- [REQUIREMENT]
Count how many lines have the word "object" in them. Reply with that number by itself.

[Data records]
----------

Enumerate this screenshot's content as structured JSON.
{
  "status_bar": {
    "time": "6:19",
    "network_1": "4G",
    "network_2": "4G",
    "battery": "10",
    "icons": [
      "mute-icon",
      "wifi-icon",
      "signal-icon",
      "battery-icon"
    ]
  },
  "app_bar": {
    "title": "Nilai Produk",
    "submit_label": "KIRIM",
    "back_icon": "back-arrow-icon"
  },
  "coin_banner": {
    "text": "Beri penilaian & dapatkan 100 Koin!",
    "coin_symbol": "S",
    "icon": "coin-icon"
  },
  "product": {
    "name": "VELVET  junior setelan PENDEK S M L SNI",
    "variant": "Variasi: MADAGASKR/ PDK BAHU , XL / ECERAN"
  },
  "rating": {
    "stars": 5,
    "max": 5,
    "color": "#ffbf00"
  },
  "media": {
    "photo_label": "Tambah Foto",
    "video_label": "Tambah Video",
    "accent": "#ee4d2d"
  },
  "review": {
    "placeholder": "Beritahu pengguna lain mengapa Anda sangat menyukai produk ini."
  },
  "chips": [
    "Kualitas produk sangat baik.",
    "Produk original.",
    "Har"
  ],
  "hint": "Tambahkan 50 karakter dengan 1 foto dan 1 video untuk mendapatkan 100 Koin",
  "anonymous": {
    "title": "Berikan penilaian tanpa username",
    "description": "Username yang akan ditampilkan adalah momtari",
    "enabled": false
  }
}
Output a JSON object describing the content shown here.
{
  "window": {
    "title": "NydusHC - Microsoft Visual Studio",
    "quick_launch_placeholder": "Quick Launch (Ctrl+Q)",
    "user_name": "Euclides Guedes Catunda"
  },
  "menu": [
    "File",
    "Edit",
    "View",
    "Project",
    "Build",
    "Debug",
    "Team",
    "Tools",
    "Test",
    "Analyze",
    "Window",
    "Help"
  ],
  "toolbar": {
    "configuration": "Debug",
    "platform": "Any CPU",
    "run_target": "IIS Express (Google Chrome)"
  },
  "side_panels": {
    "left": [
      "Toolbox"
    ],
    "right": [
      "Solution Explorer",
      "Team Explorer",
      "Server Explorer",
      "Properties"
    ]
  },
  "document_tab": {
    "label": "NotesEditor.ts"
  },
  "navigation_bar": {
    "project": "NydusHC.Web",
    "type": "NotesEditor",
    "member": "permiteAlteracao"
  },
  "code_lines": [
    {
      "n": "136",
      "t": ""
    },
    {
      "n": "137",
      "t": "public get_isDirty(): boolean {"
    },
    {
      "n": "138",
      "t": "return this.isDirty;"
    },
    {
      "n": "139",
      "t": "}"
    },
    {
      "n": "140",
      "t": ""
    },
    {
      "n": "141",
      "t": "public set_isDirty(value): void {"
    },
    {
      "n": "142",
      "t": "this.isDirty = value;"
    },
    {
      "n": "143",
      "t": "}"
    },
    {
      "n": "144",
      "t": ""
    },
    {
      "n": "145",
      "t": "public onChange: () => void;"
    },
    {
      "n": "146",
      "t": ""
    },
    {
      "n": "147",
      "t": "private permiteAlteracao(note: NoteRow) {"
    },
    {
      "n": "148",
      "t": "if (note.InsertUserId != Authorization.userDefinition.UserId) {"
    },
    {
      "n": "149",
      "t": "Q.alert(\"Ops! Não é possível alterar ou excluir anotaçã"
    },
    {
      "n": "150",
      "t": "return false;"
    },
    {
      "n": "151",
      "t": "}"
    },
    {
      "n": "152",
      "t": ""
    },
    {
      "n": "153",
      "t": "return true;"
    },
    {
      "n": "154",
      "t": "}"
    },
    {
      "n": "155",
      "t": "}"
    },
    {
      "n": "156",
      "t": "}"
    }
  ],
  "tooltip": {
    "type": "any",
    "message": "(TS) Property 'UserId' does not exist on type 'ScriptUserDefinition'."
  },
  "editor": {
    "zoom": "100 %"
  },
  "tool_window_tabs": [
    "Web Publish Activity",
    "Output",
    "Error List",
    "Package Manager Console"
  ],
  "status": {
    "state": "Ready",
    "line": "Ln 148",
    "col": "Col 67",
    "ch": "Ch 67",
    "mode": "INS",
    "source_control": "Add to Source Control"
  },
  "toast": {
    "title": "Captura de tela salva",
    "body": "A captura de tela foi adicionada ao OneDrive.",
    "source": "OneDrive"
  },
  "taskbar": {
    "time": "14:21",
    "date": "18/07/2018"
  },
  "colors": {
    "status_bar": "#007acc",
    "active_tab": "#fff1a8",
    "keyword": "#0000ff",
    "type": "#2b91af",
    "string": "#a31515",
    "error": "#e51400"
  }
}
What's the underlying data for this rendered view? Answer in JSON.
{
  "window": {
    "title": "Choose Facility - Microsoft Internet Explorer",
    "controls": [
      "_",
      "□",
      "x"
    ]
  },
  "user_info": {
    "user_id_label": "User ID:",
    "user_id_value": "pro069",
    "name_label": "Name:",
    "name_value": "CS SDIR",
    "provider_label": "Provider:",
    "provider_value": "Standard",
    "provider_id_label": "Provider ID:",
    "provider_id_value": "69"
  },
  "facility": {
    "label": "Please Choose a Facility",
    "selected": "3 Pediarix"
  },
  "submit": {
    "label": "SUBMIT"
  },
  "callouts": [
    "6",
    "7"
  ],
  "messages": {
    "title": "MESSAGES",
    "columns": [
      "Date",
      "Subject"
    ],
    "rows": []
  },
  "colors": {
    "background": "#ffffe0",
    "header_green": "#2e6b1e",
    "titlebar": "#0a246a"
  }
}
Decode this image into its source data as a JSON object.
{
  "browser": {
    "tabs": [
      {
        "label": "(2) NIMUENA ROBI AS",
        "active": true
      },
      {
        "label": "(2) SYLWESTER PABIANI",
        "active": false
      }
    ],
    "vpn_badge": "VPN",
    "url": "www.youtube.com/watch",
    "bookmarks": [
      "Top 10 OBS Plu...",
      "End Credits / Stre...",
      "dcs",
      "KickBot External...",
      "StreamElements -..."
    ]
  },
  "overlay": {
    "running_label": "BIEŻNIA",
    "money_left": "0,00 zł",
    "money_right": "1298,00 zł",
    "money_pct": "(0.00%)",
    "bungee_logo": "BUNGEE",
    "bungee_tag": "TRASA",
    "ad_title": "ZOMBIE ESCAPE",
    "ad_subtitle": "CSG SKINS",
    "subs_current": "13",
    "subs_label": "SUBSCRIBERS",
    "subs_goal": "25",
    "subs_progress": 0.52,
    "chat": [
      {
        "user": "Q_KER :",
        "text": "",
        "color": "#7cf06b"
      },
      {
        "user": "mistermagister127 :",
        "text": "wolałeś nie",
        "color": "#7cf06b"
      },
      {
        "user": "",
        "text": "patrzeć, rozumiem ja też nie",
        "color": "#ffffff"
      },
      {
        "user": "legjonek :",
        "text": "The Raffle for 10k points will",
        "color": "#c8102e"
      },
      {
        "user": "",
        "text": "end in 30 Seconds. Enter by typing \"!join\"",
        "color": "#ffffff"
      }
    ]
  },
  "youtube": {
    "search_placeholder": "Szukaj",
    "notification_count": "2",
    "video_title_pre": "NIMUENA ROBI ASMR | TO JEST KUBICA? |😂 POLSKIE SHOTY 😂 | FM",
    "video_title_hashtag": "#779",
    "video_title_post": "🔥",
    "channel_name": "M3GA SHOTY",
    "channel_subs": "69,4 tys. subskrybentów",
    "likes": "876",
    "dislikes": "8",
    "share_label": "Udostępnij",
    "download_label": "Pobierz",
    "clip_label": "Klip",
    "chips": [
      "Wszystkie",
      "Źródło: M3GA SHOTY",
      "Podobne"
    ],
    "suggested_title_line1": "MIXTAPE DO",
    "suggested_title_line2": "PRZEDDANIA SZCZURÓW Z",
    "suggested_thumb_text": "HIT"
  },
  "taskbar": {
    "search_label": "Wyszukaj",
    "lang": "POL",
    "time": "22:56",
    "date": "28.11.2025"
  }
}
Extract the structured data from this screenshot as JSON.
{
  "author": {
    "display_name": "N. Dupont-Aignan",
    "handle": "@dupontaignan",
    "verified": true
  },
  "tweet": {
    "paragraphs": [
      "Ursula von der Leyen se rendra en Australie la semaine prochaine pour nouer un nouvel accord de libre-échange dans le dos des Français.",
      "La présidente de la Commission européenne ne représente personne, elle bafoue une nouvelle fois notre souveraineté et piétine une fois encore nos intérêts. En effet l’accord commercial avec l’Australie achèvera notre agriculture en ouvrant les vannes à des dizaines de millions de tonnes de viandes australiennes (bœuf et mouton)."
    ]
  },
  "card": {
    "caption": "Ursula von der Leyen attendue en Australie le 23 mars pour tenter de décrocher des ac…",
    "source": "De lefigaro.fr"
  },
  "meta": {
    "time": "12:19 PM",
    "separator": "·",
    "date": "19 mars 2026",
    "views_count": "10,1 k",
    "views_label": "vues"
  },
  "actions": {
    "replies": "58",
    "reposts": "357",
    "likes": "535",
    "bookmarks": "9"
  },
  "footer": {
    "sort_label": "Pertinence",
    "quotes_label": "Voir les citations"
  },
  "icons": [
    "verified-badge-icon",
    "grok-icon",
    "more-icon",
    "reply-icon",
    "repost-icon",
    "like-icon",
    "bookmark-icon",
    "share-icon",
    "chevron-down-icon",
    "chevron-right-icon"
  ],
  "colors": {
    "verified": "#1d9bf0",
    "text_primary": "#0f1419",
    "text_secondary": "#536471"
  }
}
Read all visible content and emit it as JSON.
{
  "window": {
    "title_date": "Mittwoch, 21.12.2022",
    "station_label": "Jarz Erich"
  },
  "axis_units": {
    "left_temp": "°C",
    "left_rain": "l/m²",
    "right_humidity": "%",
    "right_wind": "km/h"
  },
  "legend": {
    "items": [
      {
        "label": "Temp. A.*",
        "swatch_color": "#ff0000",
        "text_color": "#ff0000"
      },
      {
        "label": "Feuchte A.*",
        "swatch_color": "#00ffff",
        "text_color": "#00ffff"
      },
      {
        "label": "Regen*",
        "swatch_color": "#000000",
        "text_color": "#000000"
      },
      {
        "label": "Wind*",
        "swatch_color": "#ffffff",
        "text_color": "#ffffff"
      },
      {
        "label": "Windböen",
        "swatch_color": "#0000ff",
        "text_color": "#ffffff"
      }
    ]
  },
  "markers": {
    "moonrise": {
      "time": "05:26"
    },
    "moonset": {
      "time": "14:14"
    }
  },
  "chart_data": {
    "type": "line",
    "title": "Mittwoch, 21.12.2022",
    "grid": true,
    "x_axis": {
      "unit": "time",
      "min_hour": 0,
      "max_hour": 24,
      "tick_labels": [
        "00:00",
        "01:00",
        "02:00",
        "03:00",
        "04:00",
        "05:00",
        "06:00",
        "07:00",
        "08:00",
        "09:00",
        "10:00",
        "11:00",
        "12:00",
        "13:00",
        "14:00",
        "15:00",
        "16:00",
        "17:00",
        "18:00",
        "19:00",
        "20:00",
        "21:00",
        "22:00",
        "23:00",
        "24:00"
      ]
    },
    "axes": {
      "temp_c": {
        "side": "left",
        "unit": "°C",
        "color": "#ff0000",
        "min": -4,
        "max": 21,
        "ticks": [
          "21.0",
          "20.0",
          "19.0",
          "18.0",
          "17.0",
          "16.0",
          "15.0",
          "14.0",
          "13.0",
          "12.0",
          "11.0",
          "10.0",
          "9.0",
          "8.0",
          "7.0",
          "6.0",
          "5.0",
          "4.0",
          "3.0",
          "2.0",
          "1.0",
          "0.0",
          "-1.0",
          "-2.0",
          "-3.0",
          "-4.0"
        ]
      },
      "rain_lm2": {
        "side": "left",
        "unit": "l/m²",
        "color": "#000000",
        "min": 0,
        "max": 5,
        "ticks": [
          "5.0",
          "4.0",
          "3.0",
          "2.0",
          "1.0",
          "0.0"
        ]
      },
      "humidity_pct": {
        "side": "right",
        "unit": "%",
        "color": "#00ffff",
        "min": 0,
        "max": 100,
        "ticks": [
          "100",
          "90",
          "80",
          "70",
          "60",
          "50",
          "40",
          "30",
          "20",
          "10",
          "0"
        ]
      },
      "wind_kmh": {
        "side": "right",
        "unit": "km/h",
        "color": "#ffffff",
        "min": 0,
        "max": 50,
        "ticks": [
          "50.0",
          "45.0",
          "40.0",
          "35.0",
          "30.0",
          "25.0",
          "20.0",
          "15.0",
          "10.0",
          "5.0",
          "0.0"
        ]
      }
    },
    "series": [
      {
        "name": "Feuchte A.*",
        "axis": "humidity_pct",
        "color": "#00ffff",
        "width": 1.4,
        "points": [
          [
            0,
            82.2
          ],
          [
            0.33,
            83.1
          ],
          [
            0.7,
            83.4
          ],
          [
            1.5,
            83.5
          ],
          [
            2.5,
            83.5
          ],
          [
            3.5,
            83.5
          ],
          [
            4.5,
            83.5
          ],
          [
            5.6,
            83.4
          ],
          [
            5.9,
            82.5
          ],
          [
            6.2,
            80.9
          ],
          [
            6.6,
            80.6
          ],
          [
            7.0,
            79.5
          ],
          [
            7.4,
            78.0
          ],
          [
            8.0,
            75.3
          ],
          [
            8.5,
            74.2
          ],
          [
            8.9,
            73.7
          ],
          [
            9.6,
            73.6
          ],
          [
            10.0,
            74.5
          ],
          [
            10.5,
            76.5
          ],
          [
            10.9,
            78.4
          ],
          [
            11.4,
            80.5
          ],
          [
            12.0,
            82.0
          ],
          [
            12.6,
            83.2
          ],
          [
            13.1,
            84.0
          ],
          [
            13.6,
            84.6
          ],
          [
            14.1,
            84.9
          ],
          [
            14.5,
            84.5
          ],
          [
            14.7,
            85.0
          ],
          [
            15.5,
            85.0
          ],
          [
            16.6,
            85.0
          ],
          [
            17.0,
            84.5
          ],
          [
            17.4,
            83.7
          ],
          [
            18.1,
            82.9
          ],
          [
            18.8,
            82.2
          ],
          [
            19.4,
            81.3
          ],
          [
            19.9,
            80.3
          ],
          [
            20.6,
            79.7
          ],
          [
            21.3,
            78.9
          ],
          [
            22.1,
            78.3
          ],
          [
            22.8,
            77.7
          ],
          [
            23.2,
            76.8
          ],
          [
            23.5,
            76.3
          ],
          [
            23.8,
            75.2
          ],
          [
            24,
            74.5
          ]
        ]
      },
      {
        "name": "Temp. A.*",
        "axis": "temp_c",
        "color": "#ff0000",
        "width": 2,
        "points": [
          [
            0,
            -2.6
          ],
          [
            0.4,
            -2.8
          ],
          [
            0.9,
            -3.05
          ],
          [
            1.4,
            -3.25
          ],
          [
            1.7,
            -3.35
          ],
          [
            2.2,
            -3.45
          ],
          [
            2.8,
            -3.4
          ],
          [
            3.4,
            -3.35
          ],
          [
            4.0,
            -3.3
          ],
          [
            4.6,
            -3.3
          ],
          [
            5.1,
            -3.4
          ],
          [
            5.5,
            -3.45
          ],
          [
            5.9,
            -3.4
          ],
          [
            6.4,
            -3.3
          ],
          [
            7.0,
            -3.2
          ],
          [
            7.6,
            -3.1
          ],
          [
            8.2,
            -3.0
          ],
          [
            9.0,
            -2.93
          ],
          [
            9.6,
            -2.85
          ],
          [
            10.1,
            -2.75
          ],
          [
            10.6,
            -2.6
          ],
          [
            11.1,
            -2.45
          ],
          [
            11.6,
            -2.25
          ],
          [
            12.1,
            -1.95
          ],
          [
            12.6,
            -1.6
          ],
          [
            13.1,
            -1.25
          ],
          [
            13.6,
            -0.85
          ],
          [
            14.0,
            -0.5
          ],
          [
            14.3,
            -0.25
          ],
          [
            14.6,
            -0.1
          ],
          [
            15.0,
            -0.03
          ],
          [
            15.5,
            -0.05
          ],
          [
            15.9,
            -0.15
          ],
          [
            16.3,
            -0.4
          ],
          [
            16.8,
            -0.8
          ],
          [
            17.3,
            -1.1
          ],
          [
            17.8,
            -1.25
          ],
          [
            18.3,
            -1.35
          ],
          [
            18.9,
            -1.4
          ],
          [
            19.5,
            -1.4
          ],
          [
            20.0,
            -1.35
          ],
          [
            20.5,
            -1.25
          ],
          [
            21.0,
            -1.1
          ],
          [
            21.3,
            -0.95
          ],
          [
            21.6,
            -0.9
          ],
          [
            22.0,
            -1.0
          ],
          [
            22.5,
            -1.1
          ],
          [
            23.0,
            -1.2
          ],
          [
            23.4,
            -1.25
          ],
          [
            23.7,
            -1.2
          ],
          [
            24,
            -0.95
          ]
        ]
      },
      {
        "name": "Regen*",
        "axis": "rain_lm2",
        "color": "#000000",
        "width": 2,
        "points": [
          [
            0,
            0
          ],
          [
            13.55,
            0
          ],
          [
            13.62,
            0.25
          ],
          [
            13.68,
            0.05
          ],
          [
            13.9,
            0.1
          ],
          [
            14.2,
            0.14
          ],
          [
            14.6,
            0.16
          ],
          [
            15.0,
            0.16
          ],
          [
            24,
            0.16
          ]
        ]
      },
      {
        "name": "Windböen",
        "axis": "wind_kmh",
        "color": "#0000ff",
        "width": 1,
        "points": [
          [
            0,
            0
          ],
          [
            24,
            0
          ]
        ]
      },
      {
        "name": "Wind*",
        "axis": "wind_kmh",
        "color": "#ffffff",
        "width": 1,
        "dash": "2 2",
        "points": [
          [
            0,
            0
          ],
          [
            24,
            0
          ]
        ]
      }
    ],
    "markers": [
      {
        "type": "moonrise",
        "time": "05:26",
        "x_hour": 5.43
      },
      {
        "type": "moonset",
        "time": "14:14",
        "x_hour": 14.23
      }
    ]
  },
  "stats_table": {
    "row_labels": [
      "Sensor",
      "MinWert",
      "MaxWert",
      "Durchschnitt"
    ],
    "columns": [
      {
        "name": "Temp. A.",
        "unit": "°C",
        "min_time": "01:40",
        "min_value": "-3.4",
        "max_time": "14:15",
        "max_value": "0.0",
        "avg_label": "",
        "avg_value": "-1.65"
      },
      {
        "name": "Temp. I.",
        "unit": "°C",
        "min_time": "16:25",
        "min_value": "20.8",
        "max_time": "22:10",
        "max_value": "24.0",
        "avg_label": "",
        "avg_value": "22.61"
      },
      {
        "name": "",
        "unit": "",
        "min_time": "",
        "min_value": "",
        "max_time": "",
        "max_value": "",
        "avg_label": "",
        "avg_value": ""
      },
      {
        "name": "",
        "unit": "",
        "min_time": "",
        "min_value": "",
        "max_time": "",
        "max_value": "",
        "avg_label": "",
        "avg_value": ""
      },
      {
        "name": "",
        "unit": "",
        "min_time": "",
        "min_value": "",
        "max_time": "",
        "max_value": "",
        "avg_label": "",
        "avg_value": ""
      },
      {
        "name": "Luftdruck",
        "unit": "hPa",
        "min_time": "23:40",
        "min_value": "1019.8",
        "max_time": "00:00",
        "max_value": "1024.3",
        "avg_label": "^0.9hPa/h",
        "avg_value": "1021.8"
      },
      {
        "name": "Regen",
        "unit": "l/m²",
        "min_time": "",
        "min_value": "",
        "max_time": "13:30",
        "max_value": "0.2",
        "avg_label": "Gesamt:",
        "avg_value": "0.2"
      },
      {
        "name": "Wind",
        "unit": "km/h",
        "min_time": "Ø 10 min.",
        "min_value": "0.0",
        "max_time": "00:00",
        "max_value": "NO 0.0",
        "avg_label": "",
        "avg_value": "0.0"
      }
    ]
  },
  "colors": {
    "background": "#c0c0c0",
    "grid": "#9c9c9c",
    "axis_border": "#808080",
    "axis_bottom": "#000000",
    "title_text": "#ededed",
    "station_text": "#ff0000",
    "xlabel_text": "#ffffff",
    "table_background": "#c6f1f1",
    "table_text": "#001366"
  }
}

----------

- [RESPONSE TO THIS TASK]
2